◆ Excerpted records
— start —
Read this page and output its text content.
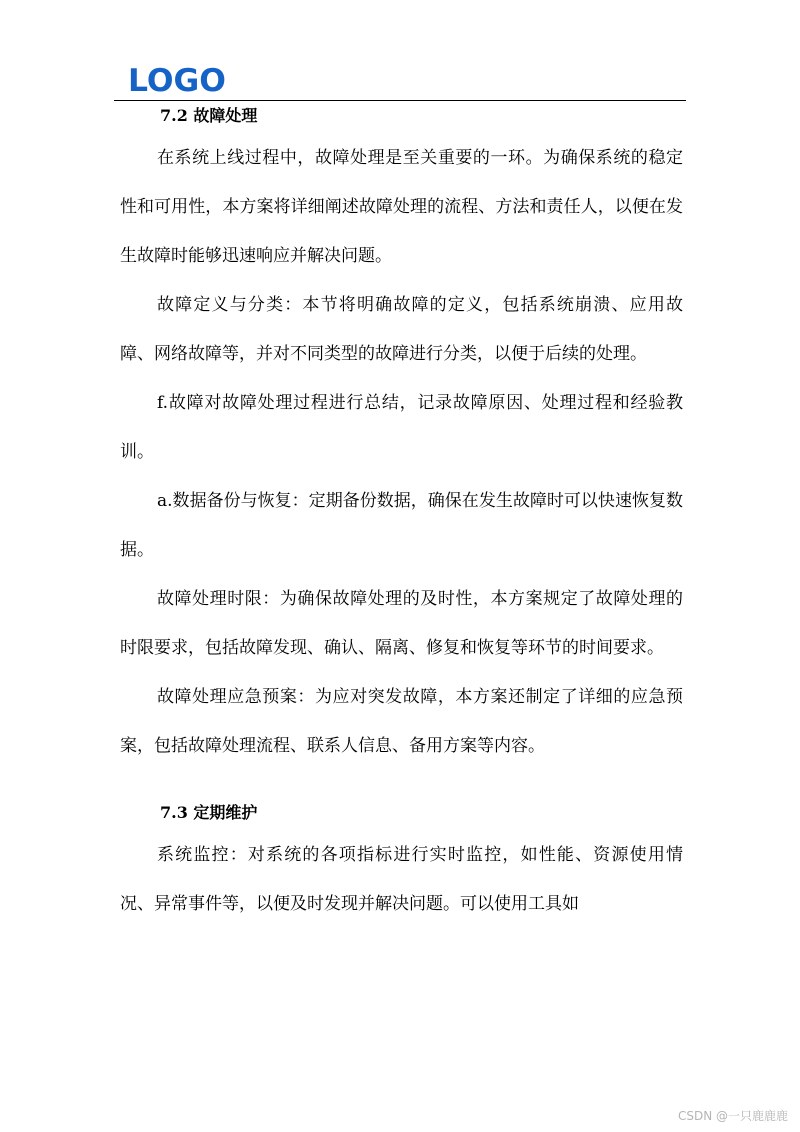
LOGO

7.2 故障处理

在系统上线过程中，故障处理是至关重要的一环。为确保系统的稳定性和可用性，本方案将详细阐述故障处理的流程、方法和责任人，以便在发生故障时能够迅速响应并解决问题。

故障定义与分类：本节将明确故障的定义，包括系统崩溃、应用故障、网络故障等，并对不同类型的故障进行分类，以便于后续的处理。

f.故障对故障处理过程进行总结，记录故障原因、处理过程和经验教训。

a.数据备份与恢复：定期备份数据，确保在发生故障时可以快速恢复数据。

故障处理时限：为确保故障处理的及时性，本方案规定了故障处理的时限要求，包括故障发现、确认、隔离、修复和恢复等环节的时间要求。

故障处理应急预案：为应对突发故障，本方案还制定了详细的应急预案，包括故障处理流程、联系人信息、备用方案等内容。

7.3 定期维护

系统监控：对系统的各项指标进行实时监控，如性能、资源使用情况、异常事件等，以便及时发现并解决问题。可以使用工具如

CSDN @一只鹿鹿鹿
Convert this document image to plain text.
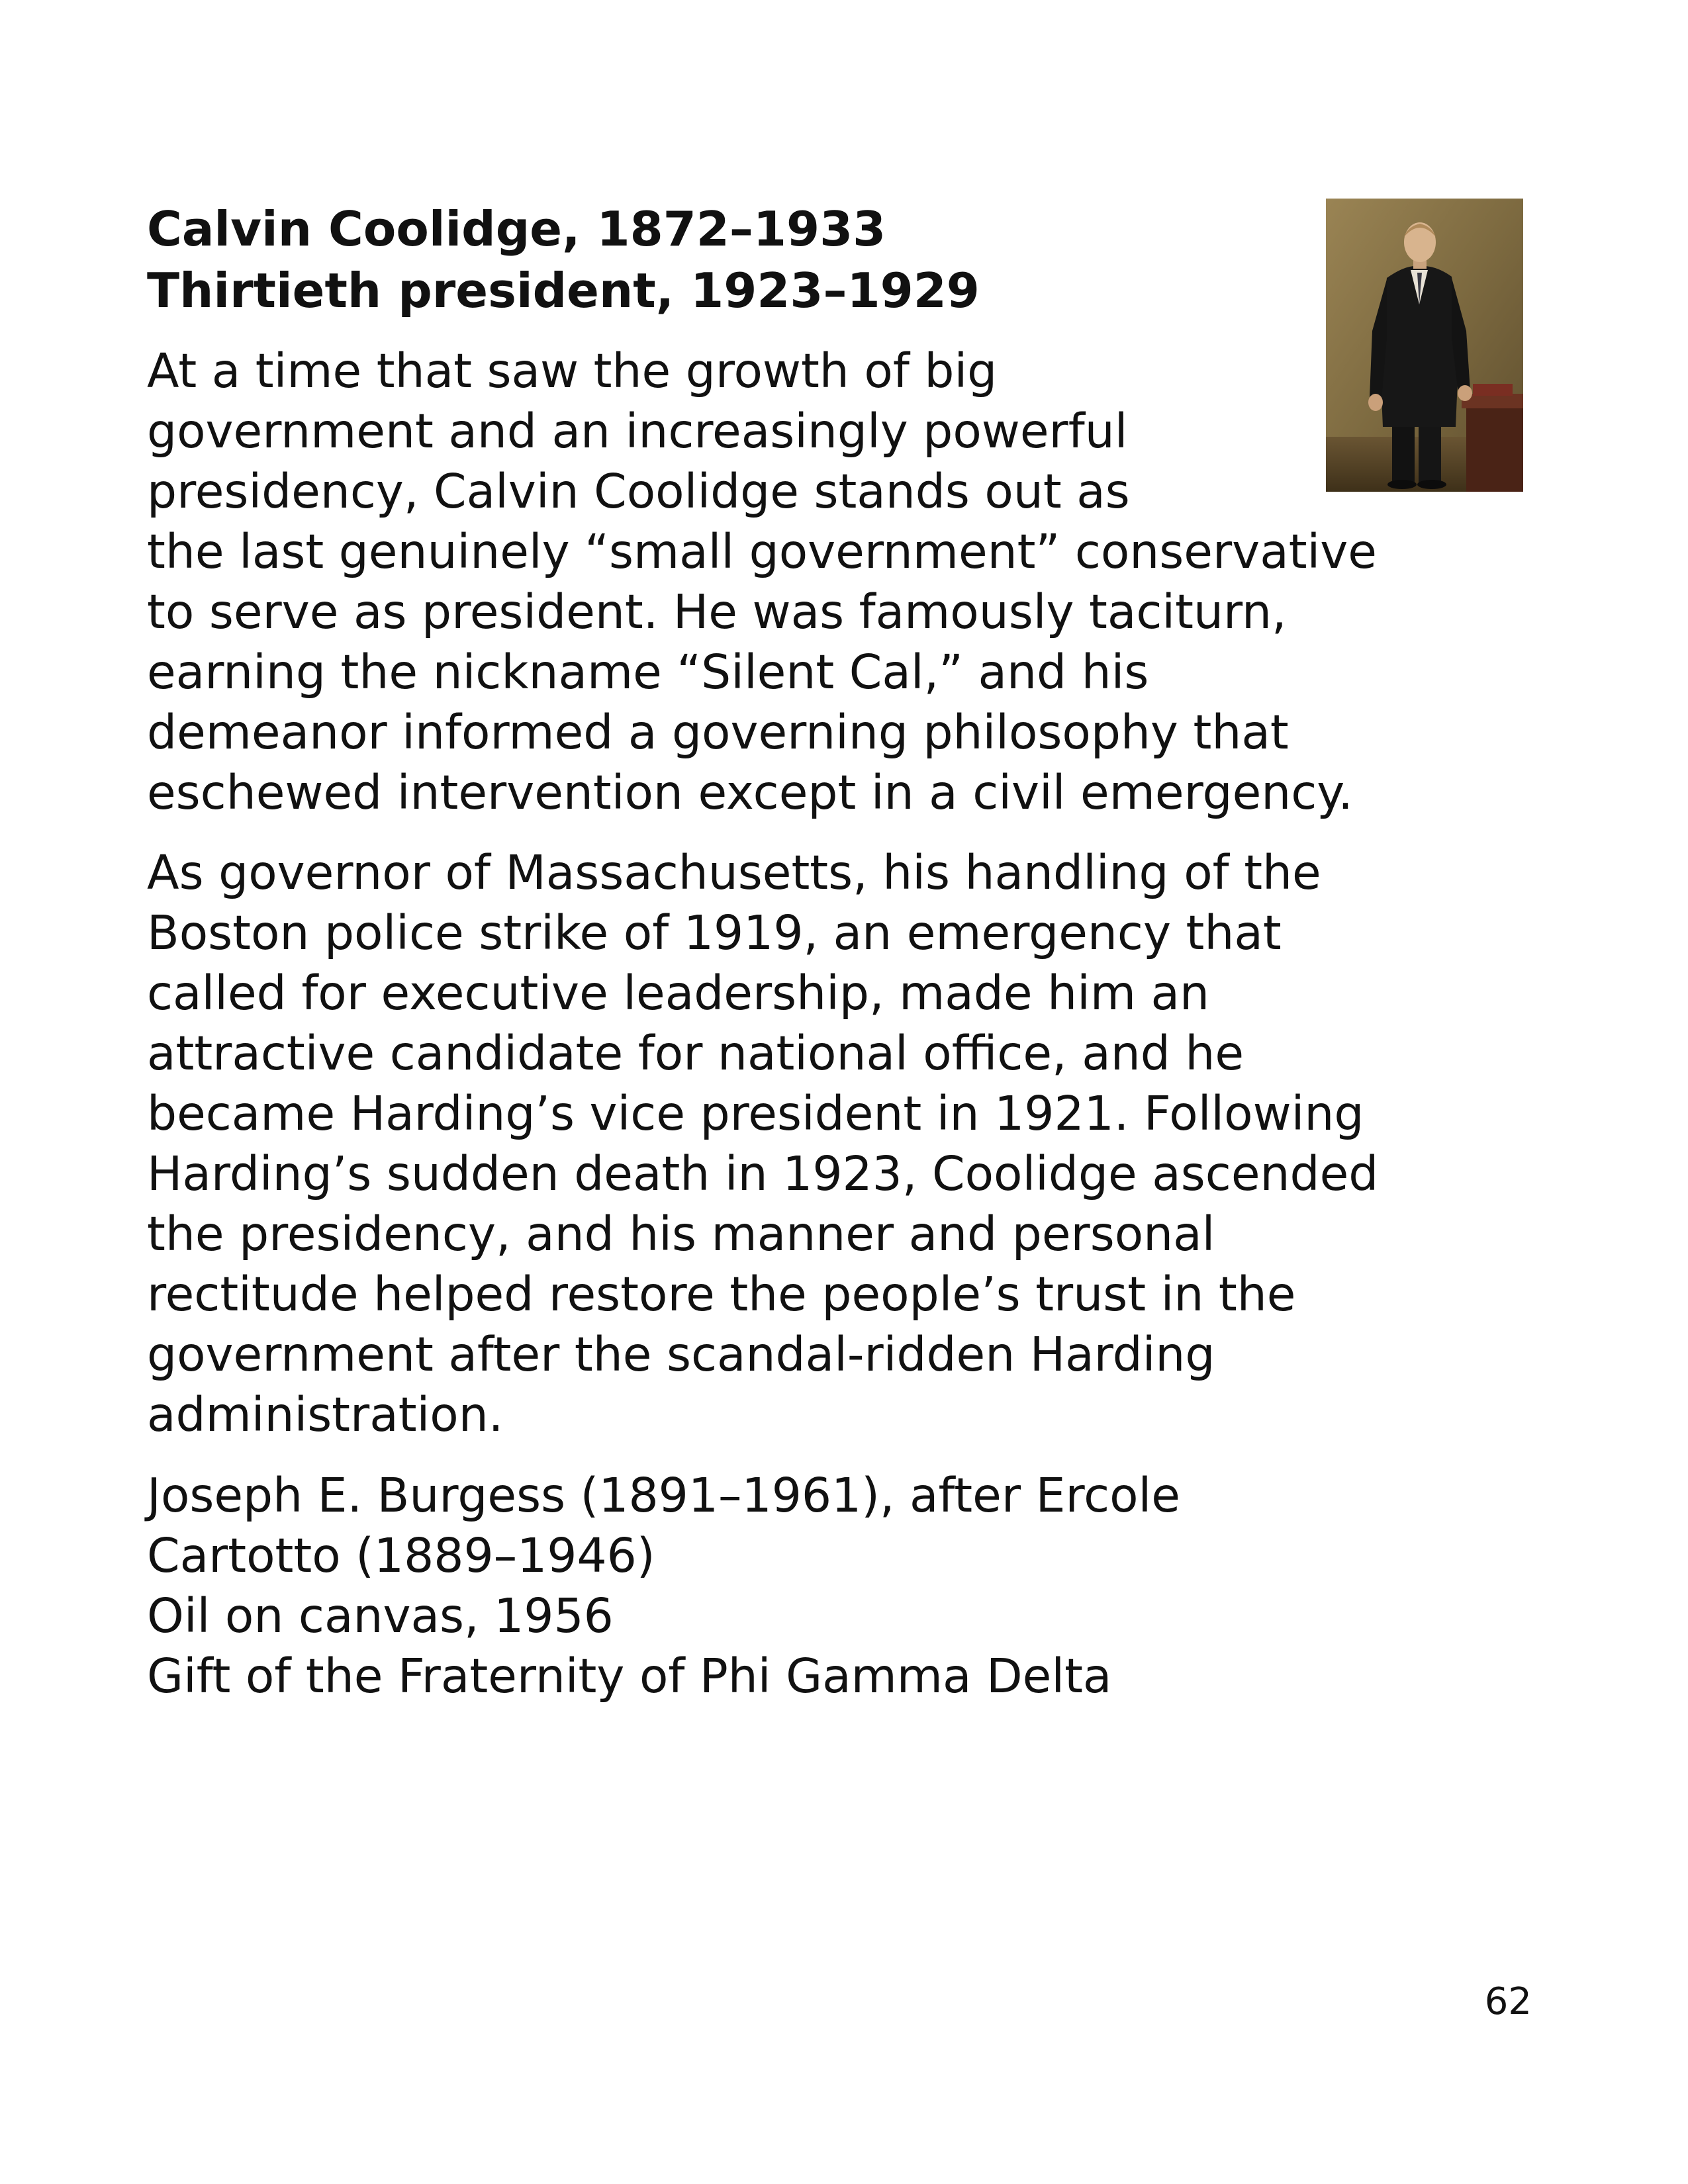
Calvin Coolidge, 1872–1933
Thirtieth president, 1923–1929
At a time that saw the growth of big
government and an increasingly powerful
presidency, Calvin Coolidge stands out as
the last genuinely “small government” conservative
to serve as president. He was famously taciturn,
earning the nickname “Silent Cal,” and his
demeanor informed a governing philosophy that
eschewed intervention except in a civil emergency.
As governor of Massachusetts, his handling of the
Boston police strike of 1919, an emergency that
called for executive leadership, made him an
attractive candidate for national office, and he
became Harding’s vice president in 1921. Following
Harding’s sudden death in 1923, Coolidge ascended
the presidency, and his manner and personal
rectitude helped restore the people’s trust in the
government after the scandal-ridden Harding
administration.
Joseph E. Burgess (1891–1961), after Ercole
Cartotto (1889–1946)
Oil on canvas, 1956
Gift of the Fraternity of Phi Gamma Delta
62
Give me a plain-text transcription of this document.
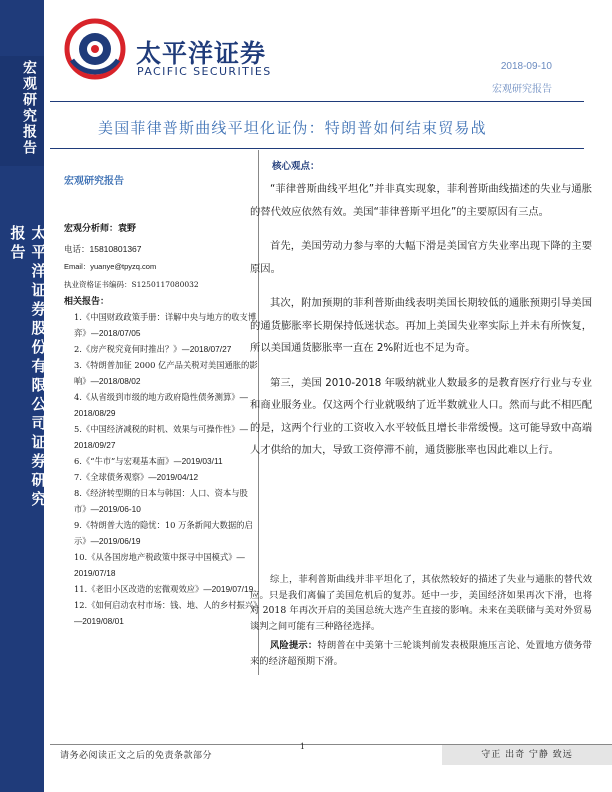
宏观研究报告
太平洋证券股份有限公司证券研究报告
太平洋证券
PACIFIC SECURITIES	2018-09-10
宏观研究报告
美国菲律普斯曲线平坦化证伪：特朗普如何结束贸易战
宏观研究报告
宏观分析师：袁野
电话：15810801367
Email：yuanye@tpyzq.com
执业资格证书编码：S1250117080032
相关报告：
1.《中国财政政策手册：详解中央与地方的收支博弈》—2018/07/05
2.《房产税究竟何时推出？》—2018/07/27
3.《特朗普加征 2000 亿产品关税对美国通胀的影响》—2018/08/02
4.《从省级到市级的地方政府隐性债务测算》—2018/08/29
5.《中国经济减税的时机、效果与可操作性》—2018/09/27
6.《“牛市”与宏观基本面》—2019/03/11
7.《全球债务观察》—2019/04/12
8.《经济转型期的日本与韩国：人口、资本与股市》—2019/06-10
9.《特朗普大选的隐忧：10 万条新闻大数据的启示》—2019/06/19
10.《从各国房地产税政策中探寻中国模式》—2019/07/18
11.《老旧小区改造的宏微观效应》—2019/07/19
12.《如何启动农村市场：钱、地、人的乡村振兴》—2019/08/01
核心观点：

“菲律普斯曲线平坦化”并非真实现象，菲利普斯曲线描述的失业与通胀的替代效应依然有效。美国“菲律普斯平坦化”的主要原因有三点。

首先，美国劳动力参与率的大幅下滑是美国官方失业率出现下降的主要原因。

其次，附加预期的菲利普斯曲线表明美国长期较低的通胀预期引导美国的通货膨胀率长期保持低迷状态。再加上美国失业率实际上并未有所恢复，所以美国通货膨胀率一直在 2%附近也不足为奇。

第三，美国 2010-2018 年吸纳就业人数最多的是教育医疗行业与专业和商业服务业。仅这两个行业就吸纳了近半数就业人口。然而与此不相匹配的是，这两个行业的工资收入水平较低且增长非常缓慢。这可能导致中高端人才供给的加大，导致工资停滞不前，通货膨胀率也因此难以上行。

综上，菲利普斯曲线并非平坦化了，其依然较好的描述了失业与通胀的替代效应。只是我们离偏了美国危机后的复苏。延中一步，美国经济如果再次下滑，也将对 2018 年再次开启的美国总统大选产生直接的影响。未来在美联储与美对外贸易谈判之间可能有三种路径选择。

风险提示：特朗普在中美第十三轮谈判前发表极限施压言论、处置地方债务带来的经济超预期下滑。

请务必阅读正文之后的免责条款部分
1
守正 出奇 宁静 致远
— end —
◆ Task objective
Reproduce each line exactly as it appears, omitting the pictures.

◆ Answer to the exercise
Read this page and output its text content.
LOGO

7.2 故障处理

在系统上线过程中，故障处理是至关重要的一环。为确保系统的稳定性和可用性，本方案将详细阐述故障处理的流程、方法和责任人，以便在发生故障时能够迅速响应并解决问题。

故障定义与分类：本节将明确故障的定义，包括系统崩溃、应用故障、网络故障等，并对不同类型的故障进行分类，以便于后续的处理。

f.故障对故障处理过程进行总结，记录故障原因、处理过程和经验教训。

a.数据备份与恢复：定期备份数据，确保在发生故障时可以快速恢复数据。

故障处理时限：为确保故障处理的及时性，本方案规定了故障处理的时限要求，包括故障发现、确认、隔离、修复和恢复等环节的时间要求。

故障处理应急预案：为应对突发故障，本方案还制定了详细的应急预案，包括故障处理流程、联系人信息、备用方案等内容。

7.3 定期维护

系统监控：对系统的各项指标进行实时监控，如性能、资源使用情况、异常事件等，以便及时发现并解决问题。可以使用工具如

CSDN @一只鹿鹿鹿
Convert this document image to plain text.
Calvin Coolidge, 1872–1933
Thirtieth president, 1923–1929
At a time that saw the growth of big
government and an increasingly powerful
presidency, Calvin Coolidge stands out as
the last genuinely “small government” conservative
to serve as president. He was famously taciturn,
earning the nickname “Silent Cal,” and his
demeanor informed a governing philosophy that
eschewed intervention except in a civil emergency.
As governor of Massachusetts, his handling of the
Boston police strike of 1919, an emergency that
called for executive leadership, made him an
attractive candidate for national office, and he
became Harding’s vice president in 1921. Following
Harding’s sudden death in 1923, Coolidge ascended
the presidency, and his manner and personal
rectitude helped restore the people’s trust in the
government after the scandal-ridden Harding
administration.
Joseph E. Burgess (1891–1961), after Ercole
Cartotto (1889–1946)
Oil on canvas, 1956
Gift of the Fraternity of Phi Gamma Delta
62
Give me a plain-text transcription of this document.
宏观研究报告
太平洋证券股份有限公司证券研究报告
太平洋证券
PACIFIC SECURITIES	2018-09-10
宏观研究报告
美国菲律普斯曲线平坦化证伪：特朗普如何结束贸易战
宏观研究报告
宏观分析师：袁野
电话：15810801367
Email：yuanye@tpyzq.com
执业资格证书编码：S1250117080032
相关报告：
1.《中国财政政策手册：详解中央与地方的收支博弈》—2018/07/05
2.《房产税究竟何时推出？》—2018/07/27
3.《特朗普加征 2000 亿产品关税对美国通胀的影响》—2018/08/02
4.《从省级到市级的地方政府隐性债务测算》—2018/08/29
5.《中国经济减税的时机、效果与可操作性》—2018/09/27
6.《“牛市”与宏观基本面》—2019/03/11
7.《全球债务观察》—2019/04/12
8.《经济转型期的日本与韩国：人口、资本与股市》—2019/06-10
9.《特朗普大选的隐忧：10 万条新闻大数据的启示》—2019/06/19
10.《从各国房地产税政策中探寻中国模式》—2019/07/18
11.《老旧小区改造的宏微观效应》—2019/07/19
12.《如何启动农村市场：钱、地、人的乡村振兴》—2019/08/01
核心观点：

“菲律普斯曲线平坦化”并非真实现象，菲利普斯曲线描述的失业与通胀的替代效应依然有效。美国“菲律普斯平坦化”的主要原因有三点。

首先，美国劳动力参与率的大幅下滑是美国官方失业率出现下降的主要原因。

其次，附加预期的菲利普斯曲线表明美国长期较低的通胀预期引导美国的通货膨胀率长期保持低迷状态。再加上美国失业率实际上并未有所恢复，所以美国通货膨胀率一直在 2%附近也不足为奇。

第三，美国 2010-2018 年吸纳就业人数最多的是教育医疗行业与专业和商业服务业。仅这两个行业就吸纳了近半数就业人口。然而与此不相匹配的是，这两个行业的工资收入水平较低且增长非常缓慢。这可能导致中高端人才供给的加大，导致工资停滞不前，通货膨胀率也因此难以上行。

综上，菲利普斯曲线并非平坦化了，其依然较好的描述了失业与通胀的替代效应。只是我们离偏了美国危机后的复苏。延中一步，美国经济如果再次下滑，也将对 2018 年再次开启的美国总统大选产生直接的影响。未来在美联储与美对外贸易谈判之间可能有三种路径选择。

风险提示：特朗普在中美第十三轮谈判前发表极限施压言论、处置地方债务带来的经济超预期下滑。

请务必阅读正文之后的免责条款部分
1
守正 出奇 宁静 致远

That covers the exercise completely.